┌────────
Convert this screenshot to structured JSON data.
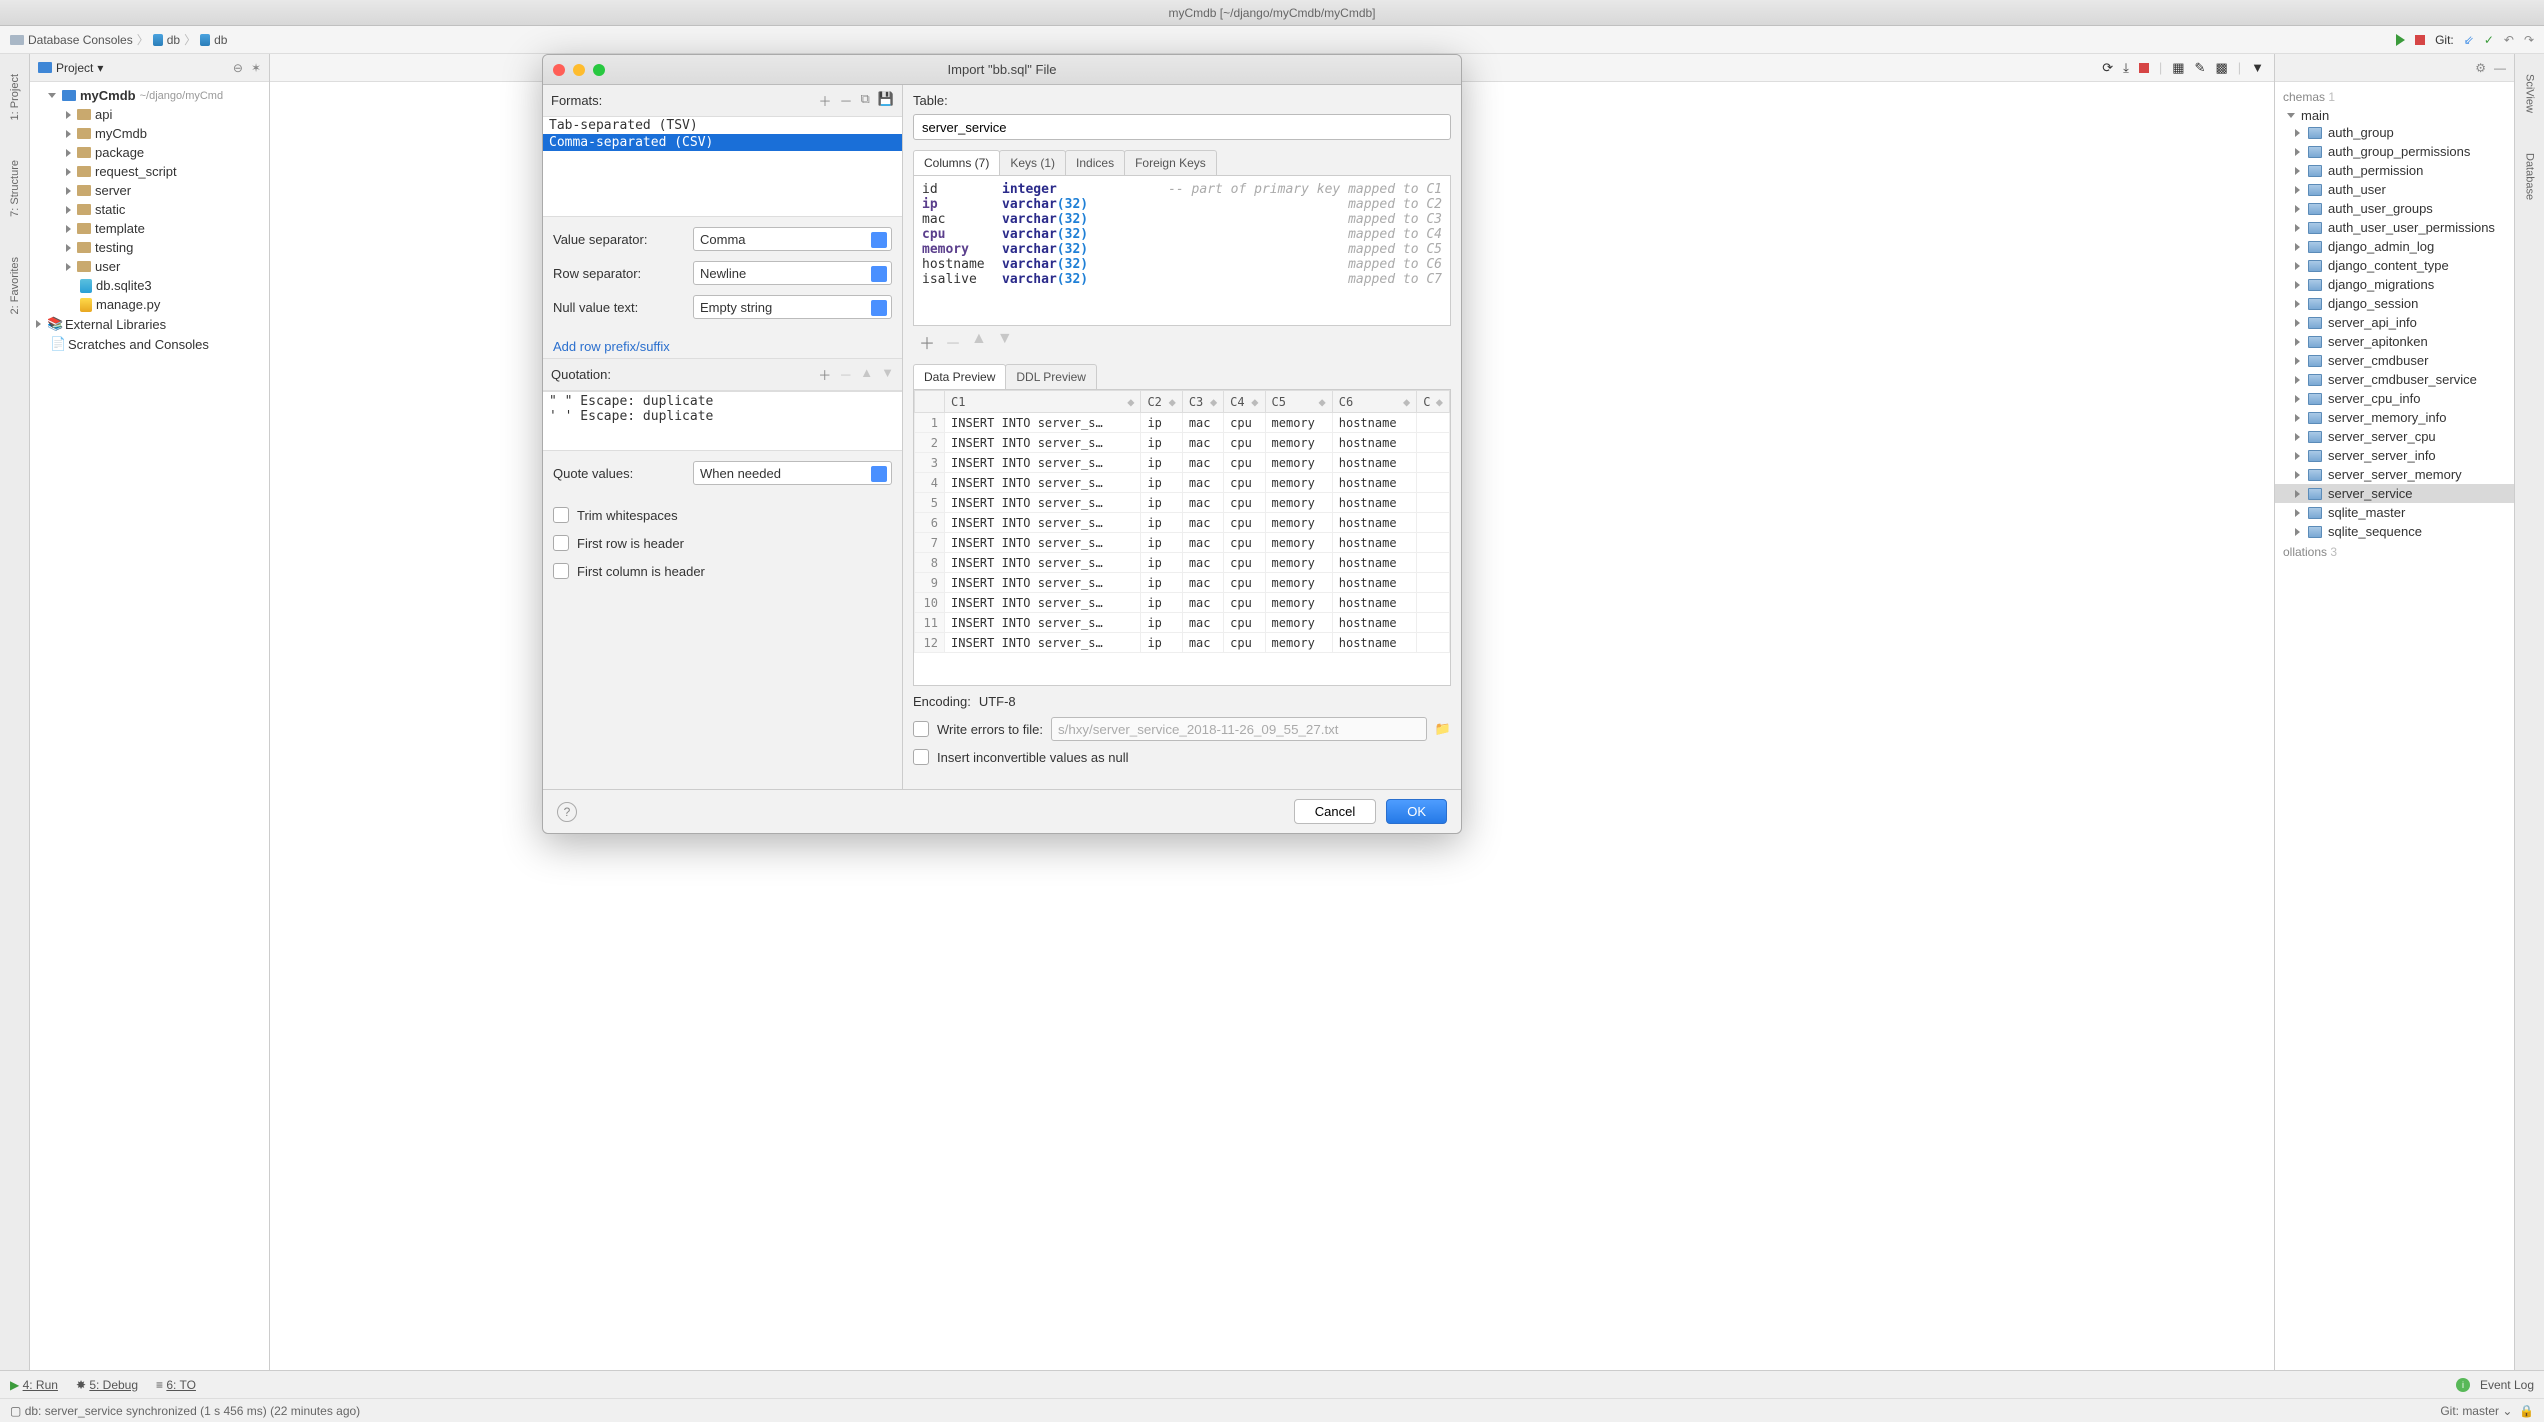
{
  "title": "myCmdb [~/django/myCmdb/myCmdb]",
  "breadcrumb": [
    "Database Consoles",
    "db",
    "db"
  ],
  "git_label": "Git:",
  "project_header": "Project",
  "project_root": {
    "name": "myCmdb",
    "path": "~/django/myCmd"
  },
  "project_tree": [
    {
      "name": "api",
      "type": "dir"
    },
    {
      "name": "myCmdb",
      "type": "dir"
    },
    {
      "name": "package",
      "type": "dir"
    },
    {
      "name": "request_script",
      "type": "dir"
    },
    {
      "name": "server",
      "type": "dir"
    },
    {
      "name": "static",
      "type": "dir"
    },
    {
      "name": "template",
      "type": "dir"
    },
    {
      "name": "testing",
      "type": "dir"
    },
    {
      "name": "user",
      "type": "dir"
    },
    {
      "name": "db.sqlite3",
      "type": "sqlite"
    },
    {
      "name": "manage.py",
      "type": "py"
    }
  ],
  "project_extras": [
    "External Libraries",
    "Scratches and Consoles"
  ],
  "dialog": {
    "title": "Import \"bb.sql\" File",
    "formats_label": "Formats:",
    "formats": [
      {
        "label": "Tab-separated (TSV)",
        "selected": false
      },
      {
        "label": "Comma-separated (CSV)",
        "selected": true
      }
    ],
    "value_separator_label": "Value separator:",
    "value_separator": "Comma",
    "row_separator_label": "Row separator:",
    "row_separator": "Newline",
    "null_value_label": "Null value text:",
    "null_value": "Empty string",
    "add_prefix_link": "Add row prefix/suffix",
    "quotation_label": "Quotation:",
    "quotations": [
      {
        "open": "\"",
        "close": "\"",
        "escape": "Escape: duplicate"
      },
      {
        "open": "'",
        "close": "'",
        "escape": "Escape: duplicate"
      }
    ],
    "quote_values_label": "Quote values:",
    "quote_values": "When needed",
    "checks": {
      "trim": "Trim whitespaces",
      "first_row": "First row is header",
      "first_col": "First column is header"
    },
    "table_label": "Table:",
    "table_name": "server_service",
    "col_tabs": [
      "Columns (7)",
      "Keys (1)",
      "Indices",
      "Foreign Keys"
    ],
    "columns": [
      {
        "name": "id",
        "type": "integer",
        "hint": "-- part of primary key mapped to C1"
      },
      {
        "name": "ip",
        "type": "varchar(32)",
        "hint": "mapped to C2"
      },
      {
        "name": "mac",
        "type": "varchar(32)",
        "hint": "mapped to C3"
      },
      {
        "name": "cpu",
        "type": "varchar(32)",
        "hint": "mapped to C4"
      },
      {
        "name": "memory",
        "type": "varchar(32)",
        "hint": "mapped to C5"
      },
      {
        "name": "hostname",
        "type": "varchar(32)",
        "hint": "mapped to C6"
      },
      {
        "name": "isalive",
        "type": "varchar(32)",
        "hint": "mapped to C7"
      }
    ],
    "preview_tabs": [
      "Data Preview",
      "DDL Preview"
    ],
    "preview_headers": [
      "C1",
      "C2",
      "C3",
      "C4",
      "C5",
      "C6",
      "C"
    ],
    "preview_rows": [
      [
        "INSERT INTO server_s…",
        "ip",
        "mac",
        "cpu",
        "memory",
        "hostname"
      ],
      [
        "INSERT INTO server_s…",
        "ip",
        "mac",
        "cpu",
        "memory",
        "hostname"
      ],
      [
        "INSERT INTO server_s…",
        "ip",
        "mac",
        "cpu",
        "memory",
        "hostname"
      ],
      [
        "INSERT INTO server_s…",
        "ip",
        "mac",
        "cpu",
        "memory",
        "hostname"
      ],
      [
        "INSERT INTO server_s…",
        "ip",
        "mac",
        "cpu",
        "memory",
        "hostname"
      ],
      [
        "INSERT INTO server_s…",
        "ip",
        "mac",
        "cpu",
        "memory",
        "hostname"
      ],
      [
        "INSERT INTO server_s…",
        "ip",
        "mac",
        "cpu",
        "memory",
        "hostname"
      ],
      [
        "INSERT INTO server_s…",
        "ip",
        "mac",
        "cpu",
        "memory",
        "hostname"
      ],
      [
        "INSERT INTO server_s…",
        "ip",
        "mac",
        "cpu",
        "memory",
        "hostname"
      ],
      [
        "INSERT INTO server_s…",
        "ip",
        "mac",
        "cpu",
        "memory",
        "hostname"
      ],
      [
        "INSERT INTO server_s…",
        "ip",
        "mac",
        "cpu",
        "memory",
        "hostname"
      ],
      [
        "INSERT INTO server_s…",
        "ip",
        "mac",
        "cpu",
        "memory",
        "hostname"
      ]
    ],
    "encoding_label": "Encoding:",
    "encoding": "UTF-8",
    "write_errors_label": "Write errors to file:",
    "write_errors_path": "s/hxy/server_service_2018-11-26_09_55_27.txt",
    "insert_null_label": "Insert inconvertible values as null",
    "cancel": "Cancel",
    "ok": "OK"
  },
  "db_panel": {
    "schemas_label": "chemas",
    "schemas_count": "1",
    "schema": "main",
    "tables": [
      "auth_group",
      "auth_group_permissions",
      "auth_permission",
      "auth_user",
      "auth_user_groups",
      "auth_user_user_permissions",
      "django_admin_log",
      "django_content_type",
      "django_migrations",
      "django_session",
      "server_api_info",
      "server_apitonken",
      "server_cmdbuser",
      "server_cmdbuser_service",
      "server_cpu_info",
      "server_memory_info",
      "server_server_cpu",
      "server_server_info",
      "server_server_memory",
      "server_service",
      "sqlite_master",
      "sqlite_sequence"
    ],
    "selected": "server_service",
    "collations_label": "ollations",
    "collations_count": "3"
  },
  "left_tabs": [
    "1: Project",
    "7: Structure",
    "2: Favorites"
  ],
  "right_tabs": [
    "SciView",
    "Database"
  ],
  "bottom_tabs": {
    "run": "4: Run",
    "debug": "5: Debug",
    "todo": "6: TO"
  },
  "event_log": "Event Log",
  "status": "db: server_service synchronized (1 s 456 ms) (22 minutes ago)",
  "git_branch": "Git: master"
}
└────────
┌────────
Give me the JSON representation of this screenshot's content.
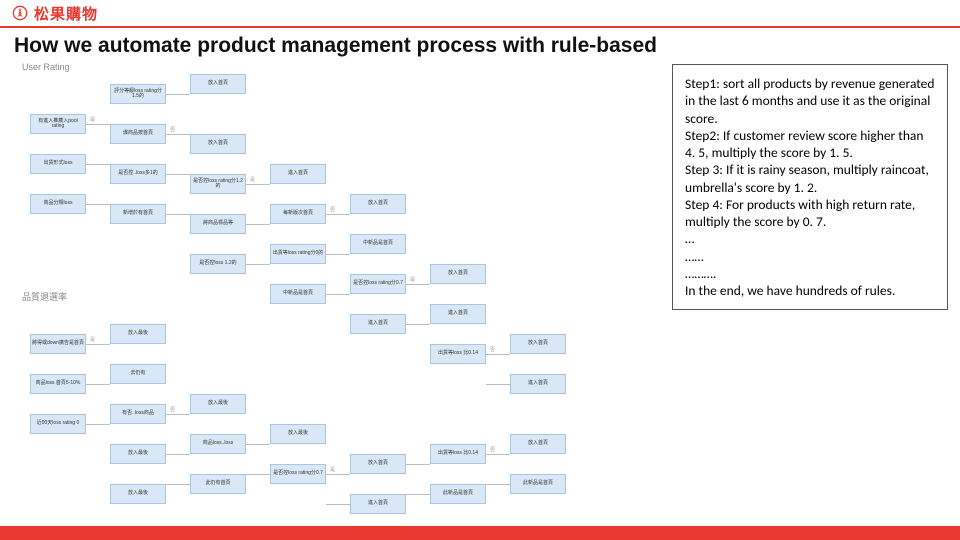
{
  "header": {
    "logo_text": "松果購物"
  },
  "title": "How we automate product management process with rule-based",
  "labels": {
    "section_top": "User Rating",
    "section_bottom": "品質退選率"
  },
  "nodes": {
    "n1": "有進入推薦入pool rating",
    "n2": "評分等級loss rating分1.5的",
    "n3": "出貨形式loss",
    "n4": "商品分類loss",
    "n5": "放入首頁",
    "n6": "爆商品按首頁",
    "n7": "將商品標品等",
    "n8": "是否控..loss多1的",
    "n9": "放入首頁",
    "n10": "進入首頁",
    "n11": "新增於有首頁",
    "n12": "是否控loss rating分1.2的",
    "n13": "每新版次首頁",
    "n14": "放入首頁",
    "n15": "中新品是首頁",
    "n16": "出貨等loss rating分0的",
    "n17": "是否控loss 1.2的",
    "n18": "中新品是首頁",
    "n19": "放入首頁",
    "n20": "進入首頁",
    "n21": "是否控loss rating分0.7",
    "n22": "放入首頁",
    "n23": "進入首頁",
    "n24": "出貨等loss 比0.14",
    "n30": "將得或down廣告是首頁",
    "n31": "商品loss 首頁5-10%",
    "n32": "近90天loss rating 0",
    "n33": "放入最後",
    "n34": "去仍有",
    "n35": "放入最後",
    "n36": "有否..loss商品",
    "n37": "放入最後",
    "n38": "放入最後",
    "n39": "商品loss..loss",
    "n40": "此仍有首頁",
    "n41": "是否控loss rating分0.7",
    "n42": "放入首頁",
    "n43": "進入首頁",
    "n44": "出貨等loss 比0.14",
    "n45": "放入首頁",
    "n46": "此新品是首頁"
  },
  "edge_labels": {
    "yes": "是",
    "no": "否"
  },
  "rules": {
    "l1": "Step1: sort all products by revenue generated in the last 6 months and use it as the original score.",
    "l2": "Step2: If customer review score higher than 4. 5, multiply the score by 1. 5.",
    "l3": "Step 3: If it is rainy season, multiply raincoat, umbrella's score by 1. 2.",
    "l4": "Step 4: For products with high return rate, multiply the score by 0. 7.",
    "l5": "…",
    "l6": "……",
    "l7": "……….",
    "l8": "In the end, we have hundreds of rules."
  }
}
└────────
TASK PROMPT
Look through the records and gather each line with the word "Comma".

WRITTEN SOLUTION
        "label": "Comma-separated (CSV)",
    "value_separator": "Comma",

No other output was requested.